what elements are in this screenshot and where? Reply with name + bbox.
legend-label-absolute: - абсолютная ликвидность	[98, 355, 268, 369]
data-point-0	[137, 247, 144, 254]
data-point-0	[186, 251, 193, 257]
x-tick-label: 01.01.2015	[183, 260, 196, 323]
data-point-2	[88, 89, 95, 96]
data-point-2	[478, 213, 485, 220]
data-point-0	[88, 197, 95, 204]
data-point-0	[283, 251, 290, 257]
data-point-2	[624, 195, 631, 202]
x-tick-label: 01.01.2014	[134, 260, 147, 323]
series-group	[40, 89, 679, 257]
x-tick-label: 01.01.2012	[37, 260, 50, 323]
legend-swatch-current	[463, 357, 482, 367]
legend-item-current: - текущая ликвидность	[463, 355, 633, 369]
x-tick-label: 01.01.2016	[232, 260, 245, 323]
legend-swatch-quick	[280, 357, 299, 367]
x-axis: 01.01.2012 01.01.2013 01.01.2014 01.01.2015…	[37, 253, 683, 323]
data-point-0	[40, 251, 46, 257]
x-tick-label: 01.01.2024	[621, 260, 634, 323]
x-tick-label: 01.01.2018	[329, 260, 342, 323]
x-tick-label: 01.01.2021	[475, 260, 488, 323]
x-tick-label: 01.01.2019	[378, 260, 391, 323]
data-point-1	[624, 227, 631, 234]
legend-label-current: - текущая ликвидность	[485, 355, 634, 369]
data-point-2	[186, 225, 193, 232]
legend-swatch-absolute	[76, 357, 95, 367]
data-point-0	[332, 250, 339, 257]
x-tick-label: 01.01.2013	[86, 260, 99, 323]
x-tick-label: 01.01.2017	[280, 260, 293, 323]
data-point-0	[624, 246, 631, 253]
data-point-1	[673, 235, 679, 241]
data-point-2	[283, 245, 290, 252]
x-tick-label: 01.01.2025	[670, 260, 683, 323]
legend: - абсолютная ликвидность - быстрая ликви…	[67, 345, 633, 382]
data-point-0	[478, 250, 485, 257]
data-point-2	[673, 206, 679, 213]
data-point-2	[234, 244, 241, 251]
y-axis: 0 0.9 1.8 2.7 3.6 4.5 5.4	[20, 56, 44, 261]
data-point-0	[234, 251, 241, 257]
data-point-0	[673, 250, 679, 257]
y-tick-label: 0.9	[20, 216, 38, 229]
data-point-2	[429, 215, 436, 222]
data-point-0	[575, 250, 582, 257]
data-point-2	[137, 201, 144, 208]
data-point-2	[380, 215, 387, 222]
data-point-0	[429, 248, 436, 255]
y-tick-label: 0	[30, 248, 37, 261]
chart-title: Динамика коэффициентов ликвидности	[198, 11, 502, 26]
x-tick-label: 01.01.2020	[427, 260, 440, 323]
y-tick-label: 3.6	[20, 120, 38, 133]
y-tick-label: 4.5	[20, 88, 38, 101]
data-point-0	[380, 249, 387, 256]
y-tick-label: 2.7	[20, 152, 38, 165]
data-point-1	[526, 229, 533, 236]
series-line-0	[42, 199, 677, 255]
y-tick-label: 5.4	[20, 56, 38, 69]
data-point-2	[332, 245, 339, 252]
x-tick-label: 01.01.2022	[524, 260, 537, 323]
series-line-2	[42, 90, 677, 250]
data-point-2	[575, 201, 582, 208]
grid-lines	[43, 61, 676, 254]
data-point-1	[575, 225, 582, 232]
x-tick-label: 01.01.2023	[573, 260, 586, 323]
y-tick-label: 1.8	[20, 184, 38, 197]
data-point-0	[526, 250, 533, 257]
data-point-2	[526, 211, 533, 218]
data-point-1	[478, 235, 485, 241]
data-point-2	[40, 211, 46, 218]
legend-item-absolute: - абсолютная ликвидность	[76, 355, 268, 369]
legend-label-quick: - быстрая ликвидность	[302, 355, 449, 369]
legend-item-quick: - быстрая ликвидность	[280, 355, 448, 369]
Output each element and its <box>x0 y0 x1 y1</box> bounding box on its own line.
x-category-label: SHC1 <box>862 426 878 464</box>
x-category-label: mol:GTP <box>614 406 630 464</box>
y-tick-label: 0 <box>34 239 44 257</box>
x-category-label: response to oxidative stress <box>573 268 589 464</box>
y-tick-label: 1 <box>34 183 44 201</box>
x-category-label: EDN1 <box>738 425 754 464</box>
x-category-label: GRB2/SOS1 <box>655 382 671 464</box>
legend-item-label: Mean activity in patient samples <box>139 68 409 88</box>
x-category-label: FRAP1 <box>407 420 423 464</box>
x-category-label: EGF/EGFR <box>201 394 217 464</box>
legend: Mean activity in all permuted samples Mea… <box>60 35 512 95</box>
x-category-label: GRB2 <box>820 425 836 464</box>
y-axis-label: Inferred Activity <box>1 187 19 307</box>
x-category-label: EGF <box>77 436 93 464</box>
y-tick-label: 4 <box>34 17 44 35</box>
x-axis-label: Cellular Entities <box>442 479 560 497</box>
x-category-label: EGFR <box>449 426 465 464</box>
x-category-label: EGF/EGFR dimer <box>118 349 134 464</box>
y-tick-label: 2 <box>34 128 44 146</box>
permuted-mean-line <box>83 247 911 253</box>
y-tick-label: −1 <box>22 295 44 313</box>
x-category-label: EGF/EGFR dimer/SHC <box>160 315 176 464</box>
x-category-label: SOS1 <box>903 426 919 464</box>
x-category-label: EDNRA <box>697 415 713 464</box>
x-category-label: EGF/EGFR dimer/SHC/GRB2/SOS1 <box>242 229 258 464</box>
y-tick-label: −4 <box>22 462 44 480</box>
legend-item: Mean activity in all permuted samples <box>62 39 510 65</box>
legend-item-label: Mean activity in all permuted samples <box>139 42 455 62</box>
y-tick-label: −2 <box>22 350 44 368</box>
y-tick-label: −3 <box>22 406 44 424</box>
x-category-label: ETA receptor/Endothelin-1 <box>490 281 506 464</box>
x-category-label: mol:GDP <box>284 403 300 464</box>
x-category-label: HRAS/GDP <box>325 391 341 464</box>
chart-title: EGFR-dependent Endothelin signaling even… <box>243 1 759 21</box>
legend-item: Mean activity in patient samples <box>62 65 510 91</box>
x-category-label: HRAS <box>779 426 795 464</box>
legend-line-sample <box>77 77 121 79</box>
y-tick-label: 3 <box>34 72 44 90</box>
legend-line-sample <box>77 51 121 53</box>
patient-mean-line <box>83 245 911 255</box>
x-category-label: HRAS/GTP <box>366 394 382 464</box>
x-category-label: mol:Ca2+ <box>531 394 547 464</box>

..........

Reproduce the lines starting at the first line and ending at the line that contains "225, 193, 232]", replacing "x-tick-label" with "x-axis-label" and leaving everything else unchanged.

what elements are in this screenshot and where? Reply with name + bbox.
legend-label-absolute: - абсолютная ликвидность	[98, 355, 268, 369]
data-point-0	[137, 247, 144, 254]
data-point-0	[186, 251, 193, 257]
x-axis-label: 01.01.2015	[183, 260, 196, 323]
data-point-2	[88, 89, 95, 96]
data-point-2	[478, 213, 485, 220]
data-point-0	[88, 197, 95, 204]
data-point-0	[283, 251, 290, 257]
data-point-2	[624, 195, 631, 202]
x-axis-label: 01.01.2014	[134, 260, 147, 323]
series-group	[40, 89, 679, 257]
x-axis-label: 01.01.2012	[37, 260, 50, 323]
legend-swatch-current	[463, 357, 482, 367]
legend-item-current: - текущая ликвидность	[463, 355, 633, 369]
x-axis-label: 01.01.2016	[232, 260, 245, 323]
legend-swatch-quick	[280, 357, 299, 367]
x-axis: 01.01.2012 01.01.2013 01.01.2014 01.01.2015…	[37, 253, 683, 323]
data-point-0	[40, 251, 46, 257]
x-axis-label: 01.01.2024	[621, 260, 634, 323]
x-axis-label: 01.01.2018	[329, 260, 342, 323]
x-axis-label: 01.01.2021	[475, 260, 488, 323]
x-axis-label: 01.01.2019	[378, 260, 391, 323]
data-point-1	[624, 227, 631, 234]
legend-label-current: - текущая ликвидность	[485, 355, 634, 369]
data-point-2	[186, 225, 193, 232]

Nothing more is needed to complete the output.